───── Stored rows ─────

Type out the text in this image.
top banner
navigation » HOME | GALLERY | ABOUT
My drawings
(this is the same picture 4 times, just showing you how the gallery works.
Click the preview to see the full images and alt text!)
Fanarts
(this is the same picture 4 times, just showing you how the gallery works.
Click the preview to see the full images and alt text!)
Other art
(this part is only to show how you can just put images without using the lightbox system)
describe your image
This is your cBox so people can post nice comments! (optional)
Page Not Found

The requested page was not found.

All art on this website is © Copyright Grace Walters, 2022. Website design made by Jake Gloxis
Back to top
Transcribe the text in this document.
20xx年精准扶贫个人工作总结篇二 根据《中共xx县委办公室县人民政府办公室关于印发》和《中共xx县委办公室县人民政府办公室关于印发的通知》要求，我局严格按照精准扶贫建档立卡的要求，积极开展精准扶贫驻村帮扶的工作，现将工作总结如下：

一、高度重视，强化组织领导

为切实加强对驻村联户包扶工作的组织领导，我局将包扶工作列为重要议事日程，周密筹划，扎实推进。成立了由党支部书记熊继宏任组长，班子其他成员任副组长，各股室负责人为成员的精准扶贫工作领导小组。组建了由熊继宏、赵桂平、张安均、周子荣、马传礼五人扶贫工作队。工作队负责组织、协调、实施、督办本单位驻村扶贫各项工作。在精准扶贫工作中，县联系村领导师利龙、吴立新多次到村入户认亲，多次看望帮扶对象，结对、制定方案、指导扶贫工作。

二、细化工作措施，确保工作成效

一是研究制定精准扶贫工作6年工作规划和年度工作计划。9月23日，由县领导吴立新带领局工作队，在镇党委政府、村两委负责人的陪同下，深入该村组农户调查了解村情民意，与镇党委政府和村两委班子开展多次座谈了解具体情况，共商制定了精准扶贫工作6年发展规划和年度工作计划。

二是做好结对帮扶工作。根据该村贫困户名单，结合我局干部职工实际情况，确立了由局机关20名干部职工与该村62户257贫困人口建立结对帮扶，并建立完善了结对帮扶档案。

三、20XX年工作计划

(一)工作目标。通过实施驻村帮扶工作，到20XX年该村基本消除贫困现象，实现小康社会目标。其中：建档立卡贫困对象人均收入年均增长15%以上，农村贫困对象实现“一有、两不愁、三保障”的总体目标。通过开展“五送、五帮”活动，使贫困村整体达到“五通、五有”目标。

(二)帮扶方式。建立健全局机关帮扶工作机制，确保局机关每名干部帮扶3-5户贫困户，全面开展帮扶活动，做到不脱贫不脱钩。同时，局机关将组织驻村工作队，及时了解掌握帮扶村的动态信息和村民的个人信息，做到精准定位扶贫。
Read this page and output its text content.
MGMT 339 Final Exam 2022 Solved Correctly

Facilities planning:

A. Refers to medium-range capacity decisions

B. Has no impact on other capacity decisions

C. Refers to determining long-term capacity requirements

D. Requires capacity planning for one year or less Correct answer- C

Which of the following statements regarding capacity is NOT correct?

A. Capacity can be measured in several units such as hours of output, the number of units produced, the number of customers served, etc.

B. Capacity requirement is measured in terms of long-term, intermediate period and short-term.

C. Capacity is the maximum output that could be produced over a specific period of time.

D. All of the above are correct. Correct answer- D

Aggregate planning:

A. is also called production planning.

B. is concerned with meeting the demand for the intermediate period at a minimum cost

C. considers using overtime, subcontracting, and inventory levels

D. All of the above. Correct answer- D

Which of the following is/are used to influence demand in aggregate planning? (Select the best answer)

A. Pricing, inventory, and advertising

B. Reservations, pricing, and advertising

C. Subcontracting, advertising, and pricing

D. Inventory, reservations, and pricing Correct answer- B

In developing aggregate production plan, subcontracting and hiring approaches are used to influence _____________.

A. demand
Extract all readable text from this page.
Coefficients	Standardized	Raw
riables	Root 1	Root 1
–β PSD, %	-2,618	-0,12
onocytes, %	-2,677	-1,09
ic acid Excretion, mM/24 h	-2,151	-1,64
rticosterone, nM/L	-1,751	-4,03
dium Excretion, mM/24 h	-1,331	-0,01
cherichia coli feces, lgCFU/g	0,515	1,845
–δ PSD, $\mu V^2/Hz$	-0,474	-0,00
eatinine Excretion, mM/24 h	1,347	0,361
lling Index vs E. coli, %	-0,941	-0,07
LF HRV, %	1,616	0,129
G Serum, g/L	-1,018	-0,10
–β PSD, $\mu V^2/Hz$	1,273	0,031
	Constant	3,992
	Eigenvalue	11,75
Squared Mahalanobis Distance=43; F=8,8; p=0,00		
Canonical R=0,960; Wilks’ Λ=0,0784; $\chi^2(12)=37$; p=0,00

─────

### What is required
Sift through the entries and copy every line with "output".

### Task response
Read this page and output its text content.
A. Capacity can be measured in several units such as hours of output, the number of units produced, the number of customers served, etc.
C. Capacity is the maximum output that could be produced over a specific period of time.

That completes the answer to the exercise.